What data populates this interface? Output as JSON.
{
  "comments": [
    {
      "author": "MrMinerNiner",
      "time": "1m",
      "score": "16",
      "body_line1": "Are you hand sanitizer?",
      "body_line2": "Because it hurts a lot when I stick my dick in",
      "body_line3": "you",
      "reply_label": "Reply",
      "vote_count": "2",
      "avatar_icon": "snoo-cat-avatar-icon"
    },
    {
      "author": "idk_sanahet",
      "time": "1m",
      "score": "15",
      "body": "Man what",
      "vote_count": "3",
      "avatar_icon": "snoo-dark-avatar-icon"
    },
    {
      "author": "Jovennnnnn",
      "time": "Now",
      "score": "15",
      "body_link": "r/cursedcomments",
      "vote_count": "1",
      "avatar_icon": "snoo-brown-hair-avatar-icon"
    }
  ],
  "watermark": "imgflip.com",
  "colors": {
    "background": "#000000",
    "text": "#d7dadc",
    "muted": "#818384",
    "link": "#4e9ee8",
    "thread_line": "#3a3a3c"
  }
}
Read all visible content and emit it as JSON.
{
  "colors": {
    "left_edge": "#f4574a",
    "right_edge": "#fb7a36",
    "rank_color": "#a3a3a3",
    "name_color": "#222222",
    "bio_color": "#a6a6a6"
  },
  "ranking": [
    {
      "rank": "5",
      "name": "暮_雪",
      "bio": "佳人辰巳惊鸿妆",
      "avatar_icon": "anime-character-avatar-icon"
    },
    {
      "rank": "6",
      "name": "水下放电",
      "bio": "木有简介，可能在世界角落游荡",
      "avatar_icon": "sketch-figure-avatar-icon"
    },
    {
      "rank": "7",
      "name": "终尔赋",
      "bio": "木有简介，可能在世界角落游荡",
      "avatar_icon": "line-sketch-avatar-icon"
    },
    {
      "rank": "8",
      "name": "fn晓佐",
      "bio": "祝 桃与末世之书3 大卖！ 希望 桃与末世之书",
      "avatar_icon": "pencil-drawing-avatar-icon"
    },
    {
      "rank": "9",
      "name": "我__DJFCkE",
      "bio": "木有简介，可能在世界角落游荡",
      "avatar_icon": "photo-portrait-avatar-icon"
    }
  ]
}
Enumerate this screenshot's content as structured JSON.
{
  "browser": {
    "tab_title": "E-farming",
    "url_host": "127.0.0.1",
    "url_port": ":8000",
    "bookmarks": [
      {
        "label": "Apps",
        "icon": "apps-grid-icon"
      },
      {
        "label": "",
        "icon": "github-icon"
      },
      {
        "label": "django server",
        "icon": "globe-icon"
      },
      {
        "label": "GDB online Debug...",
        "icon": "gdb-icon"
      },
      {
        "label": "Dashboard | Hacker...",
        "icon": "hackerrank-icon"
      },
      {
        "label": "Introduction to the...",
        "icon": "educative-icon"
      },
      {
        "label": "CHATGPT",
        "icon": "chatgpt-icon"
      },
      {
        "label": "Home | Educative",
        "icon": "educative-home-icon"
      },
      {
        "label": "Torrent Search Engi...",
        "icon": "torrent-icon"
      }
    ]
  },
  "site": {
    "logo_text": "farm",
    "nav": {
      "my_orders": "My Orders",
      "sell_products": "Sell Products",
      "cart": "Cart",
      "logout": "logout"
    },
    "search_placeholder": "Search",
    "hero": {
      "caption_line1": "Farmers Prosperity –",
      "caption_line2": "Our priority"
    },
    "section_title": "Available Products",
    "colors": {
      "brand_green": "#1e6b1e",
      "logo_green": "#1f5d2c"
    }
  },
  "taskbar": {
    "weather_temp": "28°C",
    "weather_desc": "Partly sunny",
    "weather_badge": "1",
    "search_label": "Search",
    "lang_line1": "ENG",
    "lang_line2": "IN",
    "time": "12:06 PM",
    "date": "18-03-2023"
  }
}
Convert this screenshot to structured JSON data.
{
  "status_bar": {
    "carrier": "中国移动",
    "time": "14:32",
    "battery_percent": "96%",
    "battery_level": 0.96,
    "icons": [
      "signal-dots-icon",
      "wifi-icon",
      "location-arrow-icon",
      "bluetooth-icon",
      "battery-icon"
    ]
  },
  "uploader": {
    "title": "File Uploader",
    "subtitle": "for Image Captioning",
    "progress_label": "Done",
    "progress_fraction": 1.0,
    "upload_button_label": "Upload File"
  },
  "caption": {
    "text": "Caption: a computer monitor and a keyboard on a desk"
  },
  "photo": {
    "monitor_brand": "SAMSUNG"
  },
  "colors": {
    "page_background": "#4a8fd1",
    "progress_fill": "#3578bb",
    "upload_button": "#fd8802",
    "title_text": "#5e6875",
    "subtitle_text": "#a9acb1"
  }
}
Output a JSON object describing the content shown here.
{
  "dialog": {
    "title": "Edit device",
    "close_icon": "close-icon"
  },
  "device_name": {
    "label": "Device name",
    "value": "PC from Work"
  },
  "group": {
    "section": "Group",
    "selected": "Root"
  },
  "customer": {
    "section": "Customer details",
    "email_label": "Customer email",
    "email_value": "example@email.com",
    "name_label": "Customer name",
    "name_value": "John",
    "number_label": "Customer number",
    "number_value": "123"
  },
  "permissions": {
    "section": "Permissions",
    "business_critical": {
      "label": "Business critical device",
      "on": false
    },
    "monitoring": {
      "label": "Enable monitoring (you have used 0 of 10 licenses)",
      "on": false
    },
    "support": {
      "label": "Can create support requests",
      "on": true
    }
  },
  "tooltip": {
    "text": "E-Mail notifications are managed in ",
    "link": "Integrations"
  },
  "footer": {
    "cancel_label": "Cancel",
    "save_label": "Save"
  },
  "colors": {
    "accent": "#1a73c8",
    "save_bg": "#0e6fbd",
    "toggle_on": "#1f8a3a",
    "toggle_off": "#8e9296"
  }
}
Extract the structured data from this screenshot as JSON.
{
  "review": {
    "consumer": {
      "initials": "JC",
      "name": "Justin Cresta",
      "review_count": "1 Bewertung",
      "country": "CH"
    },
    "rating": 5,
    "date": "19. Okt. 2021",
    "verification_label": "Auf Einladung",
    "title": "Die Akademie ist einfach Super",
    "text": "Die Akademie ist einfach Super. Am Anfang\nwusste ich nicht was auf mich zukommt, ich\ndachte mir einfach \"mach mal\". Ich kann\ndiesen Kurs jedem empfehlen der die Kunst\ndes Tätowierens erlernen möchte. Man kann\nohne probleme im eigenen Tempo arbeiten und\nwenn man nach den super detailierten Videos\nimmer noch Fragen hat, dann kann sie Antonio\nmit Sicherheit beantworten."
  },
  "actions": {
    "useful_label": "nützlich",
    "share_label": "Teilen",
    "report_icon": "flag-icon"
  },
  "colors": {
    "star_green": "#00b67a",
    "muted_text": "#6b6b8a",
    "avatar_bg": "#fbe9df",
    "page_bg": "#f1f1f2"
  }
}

━━━━━━━━━━━━━━━━

### Exercise task
Among the entries above, how many lines hold the word "author"? Reply with only that number.

### Response
3